§ SOURCE DATA
* Begin *

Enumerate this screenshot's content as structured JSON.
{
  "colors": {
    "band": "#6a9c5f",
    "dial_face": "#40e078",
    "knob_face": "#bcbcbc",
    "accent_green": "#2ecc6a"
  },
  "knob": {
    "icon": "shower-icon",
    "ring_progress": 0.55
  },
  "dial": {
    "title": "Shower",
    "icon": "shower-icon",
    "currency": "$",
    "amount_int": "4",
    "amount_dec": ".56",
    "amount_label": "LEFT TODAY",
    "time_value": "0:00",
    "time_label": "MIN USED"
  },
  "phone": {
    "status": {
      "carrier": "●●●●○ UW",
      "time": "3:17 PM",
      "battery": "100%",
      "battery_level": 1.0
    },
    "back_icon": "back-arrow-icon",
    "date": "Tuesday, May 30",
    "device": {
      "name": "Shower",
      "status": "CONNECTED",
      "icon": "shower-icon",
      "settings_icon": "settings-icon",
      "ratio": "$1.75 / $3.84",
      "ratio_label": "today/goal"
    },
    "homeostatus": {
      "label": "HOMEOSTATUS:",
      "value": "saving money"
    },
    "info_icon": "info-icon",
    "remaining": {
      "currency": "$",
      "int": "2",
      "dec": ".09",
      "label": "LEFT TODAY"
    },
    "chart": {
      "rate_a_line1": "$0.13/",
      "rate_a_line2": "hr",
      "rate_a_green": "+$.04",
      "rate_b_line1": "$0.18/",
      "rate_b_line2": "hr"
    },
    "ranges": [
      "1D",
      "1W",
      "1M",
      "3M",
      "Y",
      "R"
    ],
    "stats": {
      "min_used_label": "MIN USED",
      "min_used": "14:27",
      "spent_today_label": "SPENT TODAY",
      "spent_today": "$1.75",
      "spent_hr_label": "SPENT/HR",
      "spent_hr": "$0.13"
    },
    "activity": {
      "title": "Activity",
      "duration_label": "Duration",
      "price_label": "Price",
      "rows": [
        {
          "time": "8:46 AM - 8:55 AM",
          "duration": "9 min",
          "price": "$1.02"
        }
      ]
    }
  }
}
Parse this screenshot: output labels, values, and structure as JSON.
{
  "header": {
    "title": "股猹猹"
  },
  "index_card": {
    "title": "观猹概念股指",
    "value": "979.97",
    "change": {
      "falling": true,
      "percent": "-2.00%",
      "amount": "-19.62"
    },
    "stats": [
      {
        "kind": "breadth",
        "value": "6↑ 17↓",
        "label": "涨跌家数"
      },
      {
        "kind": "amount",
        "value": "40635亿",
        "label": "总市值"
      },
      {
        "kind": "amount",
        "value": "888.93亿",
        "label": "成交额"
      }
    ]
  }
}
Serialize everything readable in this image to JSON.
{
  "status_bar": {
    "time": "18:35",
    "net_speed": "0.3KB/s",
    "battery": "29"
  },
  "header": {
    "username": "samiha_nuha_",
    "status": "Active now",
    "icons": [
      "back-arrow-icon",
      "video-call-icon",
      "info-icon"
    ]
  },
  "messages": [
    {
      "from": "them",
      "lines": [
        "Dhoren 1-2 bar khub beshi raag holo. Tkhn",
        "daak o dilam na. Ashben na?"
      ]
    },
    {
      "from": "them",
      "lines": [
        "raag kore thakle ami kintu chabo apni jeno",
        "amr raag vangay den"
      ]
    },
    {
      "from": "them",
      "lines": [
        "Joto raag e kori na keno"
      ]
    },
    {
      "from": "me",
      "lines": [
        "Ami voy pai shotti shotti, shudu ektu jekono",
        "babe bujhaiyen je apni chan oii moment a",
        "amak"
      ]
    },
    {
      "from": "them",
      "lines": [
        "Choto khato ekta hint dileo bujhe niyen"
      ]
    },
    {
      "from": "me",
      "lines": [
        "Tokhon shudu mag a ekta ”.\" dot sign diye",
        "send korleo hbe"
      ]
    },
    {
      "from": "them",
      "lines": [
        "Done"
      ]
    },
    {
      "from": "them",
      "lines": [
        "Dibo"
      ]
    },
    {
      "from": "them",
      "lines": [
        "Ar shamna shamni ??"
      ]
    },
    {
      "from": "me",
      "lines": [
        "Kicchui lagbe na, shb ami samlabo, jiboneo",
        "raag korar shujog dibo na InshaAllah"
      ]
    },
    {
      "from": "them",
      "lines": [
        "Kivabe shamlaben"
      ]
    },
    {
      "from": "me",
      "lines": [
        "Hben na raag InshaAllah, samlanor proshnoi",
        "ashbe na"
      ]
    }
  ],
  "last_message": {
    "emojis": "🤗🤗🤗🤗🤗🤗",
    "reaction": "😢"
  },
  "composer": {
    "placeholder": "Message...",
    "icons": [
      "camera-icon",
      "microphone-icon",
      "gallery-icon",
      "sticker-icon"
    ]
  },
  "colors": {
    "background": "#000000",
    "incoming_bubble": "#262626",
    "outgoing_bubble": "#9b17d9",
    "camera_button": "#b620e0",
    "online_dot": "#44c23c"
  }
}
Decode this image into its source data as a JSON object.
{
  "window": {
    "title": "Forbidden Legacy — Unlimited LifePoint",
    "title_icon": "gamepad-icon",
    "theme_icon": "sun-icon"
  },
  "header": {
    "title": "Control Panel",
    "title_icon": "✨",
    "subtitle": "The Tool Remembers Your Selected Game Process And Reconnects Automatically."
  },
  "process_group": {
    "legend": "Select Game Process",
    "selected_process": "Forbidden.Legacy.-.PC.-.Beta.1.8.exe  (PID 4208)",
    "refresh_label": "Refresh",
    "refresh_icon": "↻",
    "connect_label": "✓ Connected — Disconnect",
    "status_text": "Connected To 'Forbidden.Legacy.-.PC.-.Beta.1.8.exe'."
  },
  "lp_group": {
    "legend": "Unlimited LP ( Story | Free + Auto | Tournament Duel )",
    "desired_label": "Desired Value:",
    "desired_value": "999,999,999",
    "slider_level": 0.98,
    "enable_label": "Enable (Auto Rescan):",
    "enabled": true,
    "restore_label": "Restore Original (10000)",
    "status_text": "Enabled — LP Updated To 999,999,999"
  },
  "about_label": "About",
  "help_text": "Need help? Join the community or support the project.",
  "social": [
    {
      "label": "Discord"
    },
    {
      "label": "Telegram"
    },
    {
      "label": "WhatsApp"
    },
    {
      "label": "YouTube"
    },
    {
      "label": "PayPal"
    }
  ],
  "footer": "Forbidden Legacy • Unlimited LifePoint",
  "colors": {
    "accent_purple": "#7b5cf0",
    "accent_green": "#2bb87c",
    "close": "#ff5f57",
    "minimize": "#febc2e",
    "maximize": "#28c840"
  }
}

* End *

Make an exact copy of every entry.

§ RESULT OF THE EXERCISE
Enumerate this screenshot's content as structured JSON.
{
  "colors": {
    "band": "#6a9c5f",
    "dial_face": "#40e078",
    "knob_face": "#bcbcbc",
    "accent_green": "#2ecc6a"
  },
  "knob": {
    "icon": "shower-icon",
    "ring_progress": 0.55
  },
  "dial": {
    "title": "Shower",
    "icon": "shower-icon",
    "currency": "$",
    "amount_int": "4",
    "amount_dec": ".56",
    "amount_label": "LEFT TODAY",
    "time_value": "0:00",
    "time_label": "MIN USED"
  },
  "phone": {
    "status": {
      "carrier": "●●●●○ UW",
      "time": "3:17 PM",
      "battery": "100%",
      "battery_level": 1.0
    },
    "back_icon": "back-arrow-icon",
    "date": "Tuesday, May 30",
    "device": {
      "name": "Shower",
      "status": "CONNECTED",
      "icon": "shower-icon",
      "settings_icon": "settings-icon",
      "ratio": "$1.75 / $3.84",
      "ratio_label": "today/goal"
    },
    "homeostatus": {
      "label": "HOMEOSTATUS:",
      "value": "saving money"
    },
    "info_icon": "info-icon",
    "remaining": {
      "currency": "$",
      "int": "2",
      "dec": ".09",
      "label": "LEFT TODAY"
    },
    "chart": {
      "rate_a_line1": "$0.13/",
      "rate_a_line2": "hr",
      "rate_a_green": "+$.04",
      "rate_b_line1": "$0.18/",
      "rate_b_line2": "hr"
    },
    "ranges": [
      "1D",
      "1W",
      "1M",
      "3M",
      "Y",
      "R"
    ],
    "stats": {
      "min_used_label": "MIN USED",
      "min_used": "14:27",
      "spent_today_label": "SPENT TODAY",
      "spent_today": "$1.75",
      "spent_hr_label": "SPENT/HR",
      "spent_hr": "$0.13"
    },
    "activity": {
      "title": "Activity",
      "duration_label": "Duration",
      "price_label": "Price",
      "rows": [
        {
          "time": "8:46 AM - 8:55 AM",
          "duration": "9 min",
          "price": "$1.02"
        }
      ]
    }
  }
}
Parse this screenshot: output labels, values, and structure as JSON.
{
  "header": {
    "title": "股猹猹"
  },
  "index_card": {
    "title": "观猹概念股指",
    "value": "979.97",
    "change": {
      "falling": true,
      "percent": "-2.00%",
      "amount": "-19.62"
    },
    "stats": [
      {
        "kind": "breadth",
        "value": "6↑ 17↓",
        "label": "涨跌家数"
      },
      {
        "kind": "amount",
        "value": "40635亿",
        "label": "总市值"
      },
      {
        "kind": "amount",
        "value": "888.93亿",
        "label": "成交额"
      }
    ]
  }
}
Serialize everything readable in this image to JSON.
{
  "status_bar": {
    "time": "18:35",
    "net_speed": "0.3KB/s",
    "battery": "29"
  },
  "header": {
    "username": "samiha_nuha_",
    "status": "Active now",
    "icons": [
      "back-arrow-icon",
      "video-call-icon",
      "info-icon"
    ]
  },
  "messages": [
    {
      "from": "them",
      "lines": [
        "Dhoren 1-2 bar khub beshi raag holo. Tkhn",
        "daak o dilam na. Ashben na?"
      ]
    },
    {
      "from": "them",
      "lines": [
        "raag kore thakle ami kintu chabo apni jeno",
        "amr raag vangay den"
      ]
    },
    {
      "from": "them",
      "lines": [
        "Joto raag e kori na keno"
      ]
    },
    {
      "from": "me",
      "lines": [
        "Ami voy pai shotti shotti, shudu ektu jekono",
        "babe bujhaiyen je apni chan oii moment a",
        "amak"
      ]
    },
    {
      "from": "them",
      "lines": [
        "Choto khato ekta hint dileo bujhe niyen"
      ]
    },
    {
      "from": "me",
      "lines": [
        "Tokhon shudu mag a ekta ”.\" dot sign diye",
        "send korleo hbe"
      ]
    },
    {
      "from": "them",
      "lines": [
        "Done"
      ]
    },
    {
      "from": "them",
      "lines": [
        "Dibo"
      ]
    },
    {
      "from": "them",
      "lines": [
        "Ar shamna shamni ??"
      ]
    },
    {
      "from": "me",
      "lines": [
        "Kicchui lagbe na, shb ami samlabo, jiboneo",
        "raag korar shujog dibo na InshaAllah"
      ]
    },
    {
      "from": "them",
      "lines": [
        "Kivabe shamlaben"
      ]
    },
    {
      "from": "me",
      "lines": [
        "Hben na raag InshaAllah, samlanor proshnoi",
        "ashbe na"
      ]
    }
  ],
  "last_message": {
    "emojis": "🤗🤗🤗🤗🤗🤗",
    "reaction": "😢"
  },
  "composer": {
    "placeholder": "Message...",
    "icons": [
      "camera-icon",
      "microphone-icon",
      "gallery-icon",
      "sticker-icon"
    ]
  },
  "colors": {
    "background": "#000000",
    "incoming_bubble": "#262626",
    "outgoing_bubble": "#9b17d9",
    "camera_button": "#b620e0",
    "online_dot": "#44c23c"
  }
}
Decode this image into its source data as a JSON object.
{
  "window": {
    "title": "Forbidden Legacy — Unlimited LifePoint",
    "title_icon": "gamepad-icon",
    "theme_icon": "sun-icon"
  },
  "header": {
    "title": "Control Panel",
    "title_icon": "✨",
    "subtitle": "The Tool Remembers Your Selected Game Process And Reconnects Automatically."
  },
  "process_group": {
    "legend": "Select Game Process",
    "selected_process": "Forbidden.Legacy.-.PC.-.Beta.1.8.exe  (PID 4208)",
    "refresh_label": "Refresh",
    "refresh_icon": "↻",
    "connect_label": "✓ Connected — Disconnect",
    "status_text": "Connected To 'Forbidden.Legacy.-.PC.-.Beta.1.8.exe'."
  },
  "lp_group": {
    "legend": "Unlimited LP ( Story | Free + Auto | Tournament Duel )",
    "desired_label": "Desired Value:",
    "desired_value": "999,999,999",
    "slider_level": 0.98,
    "enable_label": "Enable (Auto Rescan):",
    "enabled": true,
    "restore_label": "Restore Original (10000)",
    "status_text": "Enabled — LP Updated To 999,999,999"
  },
  "about_label": "About",
  "help_text": "Need help? Join the community or support the project.",
  "social": [
    {
      "label": "Discord"
    },
    {
      "label": "Telegram"
    },
    {
      "label": "WhatsApp"
    },
    {
      "label": "YouTube"
    },
    {
      "label": "PayPal"
    }
  ],
  "footer": "Forbidden Legacy • Unlimited LifePoint",
  "colors": {
    "accent_purple": "#7b5cf0",
    "accent_green": "#2bb87c",
    "close": "#ff5f57",
    "minimize": "#febc2e",
    "maximize": "#28c840"
  }
}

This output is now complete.